GIVEN TASK
In the data, extract each line that holds the string "gewiß".

DATA FOR THIS TASK
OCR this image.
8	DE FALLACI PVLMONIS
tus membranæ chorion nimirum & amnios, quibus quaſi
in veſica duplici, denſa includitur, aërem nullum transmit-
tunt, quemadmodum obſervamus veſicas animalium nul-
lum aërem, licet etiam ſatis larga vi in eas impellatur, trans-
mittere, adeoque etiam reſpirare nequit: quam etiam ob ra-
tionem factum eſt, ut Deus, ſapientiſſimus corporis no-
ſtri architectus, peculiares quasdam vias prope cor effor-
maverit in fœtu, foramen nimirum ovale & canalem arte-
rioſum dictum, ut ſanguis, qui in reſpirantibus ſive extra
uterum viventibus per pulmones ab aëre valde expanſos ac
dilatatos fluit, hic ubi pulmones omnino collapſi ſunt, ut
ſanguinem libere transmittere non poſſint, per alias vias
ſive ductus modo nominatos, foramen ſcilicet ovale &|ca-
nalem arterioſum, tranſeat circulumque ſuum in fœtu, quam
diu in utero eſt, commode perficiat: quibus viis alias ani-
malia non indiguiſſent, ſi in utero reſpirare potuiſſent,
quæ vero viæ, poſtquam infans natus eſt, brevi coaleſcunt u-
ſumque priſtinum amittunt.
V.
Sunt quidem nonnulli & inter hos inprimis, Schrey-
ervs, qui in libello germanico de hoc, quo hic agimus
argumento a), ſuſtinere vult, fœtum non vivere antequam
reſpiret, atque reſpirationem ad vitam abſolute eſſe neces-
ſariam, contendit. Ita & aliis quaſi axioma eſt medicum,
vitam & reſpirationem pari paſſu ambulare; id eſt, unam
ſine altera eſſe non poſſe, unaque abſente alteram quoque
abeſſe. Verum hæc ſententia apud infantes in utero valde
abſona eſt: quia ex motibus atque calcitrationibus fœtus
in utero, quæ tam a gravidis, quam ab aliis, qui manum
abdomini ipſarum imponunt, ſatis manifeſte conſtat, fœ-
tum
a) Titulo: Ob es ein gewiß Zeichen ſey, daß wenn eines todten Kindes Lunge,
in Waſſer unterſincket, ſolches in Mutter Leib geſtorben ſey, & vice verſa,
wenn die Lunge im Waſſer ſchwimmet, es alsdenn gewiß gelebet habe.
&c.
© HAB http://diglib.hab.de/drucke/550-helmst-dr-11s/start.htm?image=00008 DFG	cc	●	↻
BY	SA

TASK OUTPUT
a) Titulo: Ob es ein gewiß Zeichen ſey, daß wenn eines todten Kindes Lunge,
wenn die Lunge im Waſſer ſchwimmet, es alsdenn gewiß gelebet habe.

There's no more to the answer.